## What you should do:
The records below must be transcribed exactly. Do not include the pictures.

[start]

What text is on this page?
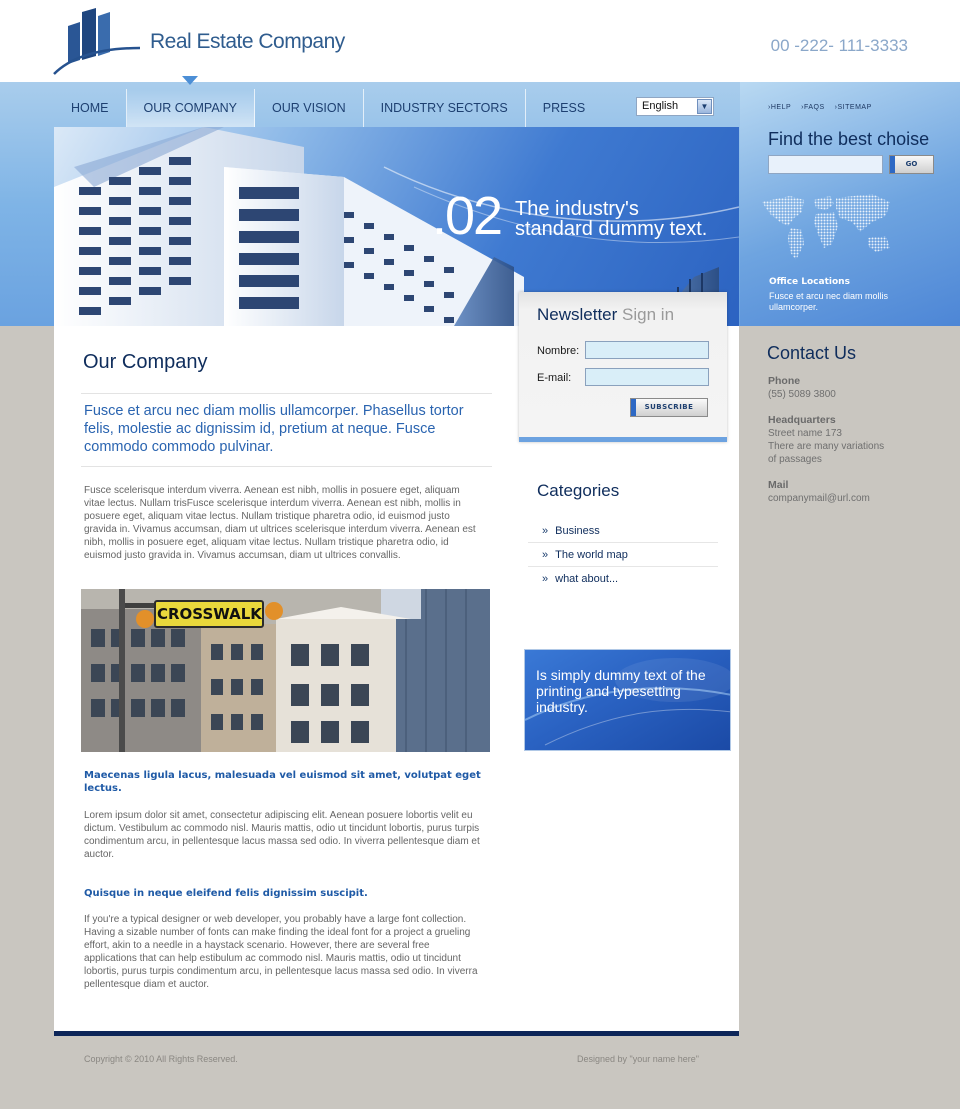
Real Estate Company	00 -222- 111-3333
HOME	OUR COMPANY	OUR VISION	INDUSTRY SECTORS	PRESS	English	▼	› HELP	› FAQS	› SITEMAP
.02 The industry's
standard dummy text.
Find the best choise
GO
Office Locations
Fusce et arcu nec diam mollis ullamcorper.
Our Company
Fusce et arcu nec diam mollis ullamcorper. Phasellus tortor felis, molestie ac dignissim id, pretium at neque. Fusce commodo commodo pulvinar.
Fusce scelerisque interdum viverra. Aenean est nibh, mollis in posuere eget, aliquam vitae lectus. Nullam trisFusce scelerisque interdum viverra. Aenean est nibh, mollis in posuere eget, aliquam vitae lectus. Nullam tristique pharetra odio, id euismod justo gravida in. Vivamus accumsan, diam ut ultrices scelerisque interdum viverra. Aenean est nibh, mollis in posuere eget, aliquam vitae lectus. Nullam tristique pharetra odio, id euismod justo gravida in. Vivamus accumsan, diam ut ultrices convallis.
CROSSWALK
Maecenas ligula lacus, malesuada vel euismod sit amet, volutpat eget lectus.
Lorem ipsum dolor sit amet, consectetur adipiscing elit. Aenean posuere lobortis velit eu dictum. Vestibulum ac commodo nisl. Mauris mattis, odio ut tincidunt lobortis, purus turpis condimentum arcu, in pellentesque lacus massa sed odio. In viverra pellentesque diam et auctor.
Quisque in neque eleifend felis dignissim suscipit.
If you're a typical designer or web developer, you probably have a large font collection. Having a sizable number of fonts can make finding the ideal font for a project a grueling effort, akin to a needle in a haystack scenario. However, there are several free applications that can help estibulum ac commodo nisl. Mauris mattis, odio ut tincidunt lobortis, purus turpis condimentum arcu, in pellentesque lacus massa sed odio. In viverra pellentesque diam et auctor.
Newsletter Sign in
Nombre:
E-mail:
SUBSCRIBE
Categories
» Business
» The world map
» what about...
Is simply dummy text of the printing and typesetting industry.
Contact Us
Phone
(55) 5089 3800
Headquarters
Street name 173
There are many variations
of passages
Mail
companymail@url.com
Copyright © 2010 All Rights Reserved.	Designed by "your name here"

[end]

## Final result:
What text is on this page?
Real Estate Company	00 -222- 111-3333
HOME	OUR COMPANY	OUR VISION	INDUSTRY SECTORS	PRESS	English	▼	› HELP	› FAQS	› SITEMAP
.02 The industry's
standard dummy text.
Find the best choise
GO
Office Locations
Fusce et arcu nec diam mollis ullamcorper.
Our Company
Fusce et arcu nec diam mollis ullamcorper. Phasellus tortor felis, molestie ac dignissim id, pretium at neque. Fusce commodo commodo pulvinar.
Fusce scelerisque interdum viverra. Aenean est nibh, mollis in posuere eget, aliquam vitae lectus. Nullam trisFusce scelerisque interdum viverra. Aenean est nibh, mollis in posuere eget, aliquam vitae lectus. Nullam tristique pharetra odio, id euismod justo gravida in. Vivamus accumsan, diam ut ultrices scelerisque interdum viverra. Aenean est nibh, mollis in posuere eget, aliquam vitae lectus. Nullam tristique pharetra odio, id euismod justo gravida in. Vivamus accumsan, diam ut ultrices convallis.
CROSSWALK
Maecenas ligula lacus, malesuada vel euismod sit amet, volutpat eget lectus.
Lorem ipsum dolor sit amet, consectetur adipiscing elit. Aenean posuere lobortis velit eu dictum. Vestibulum ac commodo nisl. Mauris mattis, odio ut tincidunt lobortis, purus turpis condimentum arcu, in pellentesque lacus massa sed odio. In viverra pellentesque diam et auctor.
Quisque in neque eleifend felis dignissim suscipit.
If you're a typical designer or web developer, you probably have a large font collection. Having a sizable number of fonts can make finding the ideal font for a project a grueling effort, akin to a needle in a haystack scenario. However, there are several free applications that can help estibulum ac commodo nisl. Mauris mattis, odio ut tincidunt lobortis, purus turpis condimentum arcu, in pellentesque lacus massa sed odio. In viverra pellentesque diam et auctor.
Newsletter Sign in
Nombre:
E-mail:
SUBSCRIBE
Categories
» Business
» The world map
» what about...
Is simply dummy text of the printing and typesetting industry.
Contact Us
Phone
(55) 5089 3800
Headquarters
Street name 173
There are many variations
of passages
Mail
companymail@url.com
Copyright © 2010 All Rights Reserved.	Designed by "your name here"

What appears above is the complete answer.